* START Listed entries *

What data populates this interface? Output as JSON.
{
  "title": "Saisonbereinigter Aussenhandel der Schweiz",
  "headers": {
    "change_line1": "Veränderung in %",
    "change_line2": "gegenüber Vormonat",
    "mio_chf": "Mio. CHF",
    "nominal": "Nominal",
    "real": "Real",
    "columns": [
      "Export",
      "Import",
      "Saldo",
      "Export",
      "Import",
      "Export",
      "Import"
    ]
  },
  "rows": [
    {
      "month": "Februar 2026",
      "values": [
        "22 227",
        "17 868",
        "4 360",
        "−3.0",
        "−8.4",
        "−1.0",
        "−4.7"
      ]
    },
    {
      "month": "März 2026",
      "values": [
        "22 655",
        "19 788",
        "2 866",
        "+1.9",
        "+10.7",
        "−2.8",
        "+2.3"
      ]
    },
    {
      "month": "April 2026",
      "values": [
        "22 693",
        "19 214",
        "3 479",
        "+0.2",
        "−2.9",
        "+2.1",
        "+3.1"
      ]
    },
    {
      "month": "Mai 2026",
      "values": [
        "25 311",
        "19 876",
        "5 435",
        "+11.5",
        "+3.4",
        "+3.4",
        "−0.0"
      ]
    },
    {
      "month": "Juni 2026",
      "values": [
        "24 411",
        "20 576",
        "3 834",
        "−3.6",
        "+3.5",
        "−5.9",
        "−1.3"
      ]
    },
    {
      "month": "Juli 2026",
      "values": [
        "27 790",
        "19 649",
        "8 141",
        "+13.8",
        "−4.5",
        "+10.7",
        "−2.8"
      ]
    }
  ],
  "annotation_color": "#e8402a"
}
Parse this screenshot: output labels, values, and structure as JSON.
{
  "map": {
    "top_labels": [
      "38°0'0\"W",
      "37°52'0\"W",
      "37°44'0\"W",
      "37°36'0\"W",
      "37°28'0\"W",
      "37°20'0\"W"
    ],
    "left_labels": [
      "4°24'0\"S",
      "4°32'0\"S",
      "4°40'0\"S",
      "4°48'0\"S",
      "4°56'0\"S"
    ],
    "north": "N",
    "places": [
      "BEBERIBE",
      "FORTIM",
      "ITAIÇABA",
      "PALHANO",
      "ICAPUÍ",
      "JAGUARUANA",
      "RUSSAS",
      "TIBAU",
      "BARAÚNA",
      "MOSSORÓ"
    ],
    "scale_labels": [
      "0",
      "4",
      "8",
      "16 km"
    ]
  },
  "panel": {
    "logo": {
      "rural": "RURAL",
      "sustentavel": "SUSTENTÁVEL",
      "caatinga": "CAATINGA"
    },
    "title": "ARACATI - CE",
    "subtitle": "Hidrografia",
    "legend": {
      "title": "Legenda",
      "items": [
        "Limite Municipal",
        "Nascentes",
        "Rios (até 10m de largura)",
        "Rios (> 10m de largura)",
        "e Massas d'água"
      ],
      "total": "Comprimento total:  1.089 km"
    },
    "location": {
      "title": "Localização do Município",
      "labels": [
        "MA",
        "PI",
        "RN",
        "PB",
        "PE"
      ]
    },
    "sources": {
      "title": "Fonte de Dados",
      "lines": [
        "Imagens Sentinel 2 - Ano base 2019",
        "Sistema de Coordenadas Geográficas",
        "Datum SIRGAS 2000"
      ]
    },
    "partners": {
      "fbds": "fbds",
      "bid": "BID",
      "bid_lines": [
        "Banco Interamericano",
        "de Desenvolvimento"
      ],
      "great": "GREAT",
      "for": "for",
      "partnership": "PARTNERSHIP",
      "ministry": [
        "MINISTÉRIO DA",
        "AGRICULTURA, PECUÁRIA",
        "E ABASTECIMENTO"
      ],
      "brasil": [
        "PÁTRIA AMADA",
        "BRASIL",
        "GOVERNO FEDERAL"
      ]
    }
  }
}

* END Listed entries *

--- Task instructions ---
Return all of the entries exactly as written.

--- Full output ---
What data populates this interface? Output as JSON.
{
  "title": "Saisonbereinigter Aussenhandel der Schweiz",
  "headers": {
    "change_line1": "Veränderung in %",
    "change_line2": "gegenüber Vormonat",
    "mio_chf": "Mio. CHF",
    "nominal": "Nominal",
    "real": "Real",
    "columns": [
      "Export",
      "Import",
      "Saldo",
      "Export",
      "Import",
      "Export",
      "Import"
    ]
  },
  "rows": [
    {
      "month": "Februar 2026",
      "values": [
        "22 227",
        "17 868",
        "4 360",
        "−3.0",
        "−8.4",
        "−1.0",
        "−4.7"
      ]
    },
    {
      "month": "März 2026",
      "values": [
        "22 655",
        "19 788",
        "2 866",
        "+1.9",
        "+10.7",
        "−2.8",
        "+2.3"
      ]
    },
    {
      "month": "April 2026",
      "values": [
        "22 693",
        "19 214",
        "3 479",
        "+0.2",
        "−2.9",
        "+2.1",
        "+3.1"
      ]
    },
    {
      "month": "Mai 2026",
      "values": [
        "25 311",
        "19 876",
        "5 435",
        "+11.5",
        "+3.4",
        "+3.4",
        "−0.0"
      ]
    },
    {
      "month": "Juni 2026",
      "values": [
        "24 411",
        "20 576",
        "3 834",
        "−3.6",
        "+3.5",
        "−5.9",
        "−1.3"
      ]
    },
    {
      "month": "Juli 2026",
      "values": [
        "27 790",
        "19 649",
        "8 141",
        "+13.8",
        "−4.5",
        "+10.7",
        "−2.8"
      ]
    }
  ],
  "annotation_color": "#e8402a"
}
Parse this screenshot: output labels, values, and structure as JSON.
{
  "map": {
    "top_labels": [
      "38°0'0\"W",
      "37°52'0\"W",
      "37°44'0\"W",
      "37°36'0\"W",
      "37°28'0\"W",
      "37°20'0\"W"
    ],
    "left_labels": [
      "4°24'0\"S",
      "4°32'0\"S",
      "4°40'0\"S",
      "4°48'0\"S",
      "4°56'0\"S"
    ],
    "north": "N",
    "places": [
      "BEBERIBE",
      "FORTIM",
      "ITAIÇABA",
      "PALHANO",
      "ICAPUÍ",
      "JAGUARUANA",
      "RUSSAS",
      "TIBAU",
      "BARAÚNA",
      "MOSSORÓ"
    ],
    "scale_labels": [
      "0",
      "4",
      "8",
      "16 km"
    ]
  },
  "panel": {
    "logo": {
      "rural": "RURAL",
      "sustentavel": "SUSTENTÁVEL",
      "caatinga": "CAATINGA"
    },
    "title": "ARACATI - CE",
    "subtitle": "Hidrografia",
    "legend": {
      "title": "Legenda",
      "items": [
        "Limite Municipal",
        "Nascentes",
        "Rios (até 10m de largura)",
        "Rios (> 10m de largura)",
        "e Massas d'água"
      ],
      "total": "Comprimento total:  1.089 km"
    },
    "location": {
      "title": "Localização do Município",
      "labels": [
        "MA",
        "PI",
        "RN",
        "PB",
        "PE"
      ]
    },
    "sources": {
      "title": "Fonte de Dados",
      "lines": [
        "Imagens Sentinel 2 - Ano base 2019",
        "Sistema de Coordenadas Geográficas",
        "Datum SIRGAS 2000"
      ]
    },
    "partners": {
      "fbds": "fbds",
      "bid": "BID",
      "bid_lines": [
        "Banco Interamericano",
        "de Desenvolvimento"
      ],
      "great": "GREAT",
      "for": "for",
      "partnership": "PARTNERSHIP",
      "ministry": [
        "MINISTÉRIO DA",
        "AGRICULTURA, PECUÁRIA",
        "E ABASTECIMENTO"
      ],
      "brasil": [
        "PÁTRIA AMADA",
        "BRASIL",
        "GOVERNO FEDERAL"
      ]
    }
  }
}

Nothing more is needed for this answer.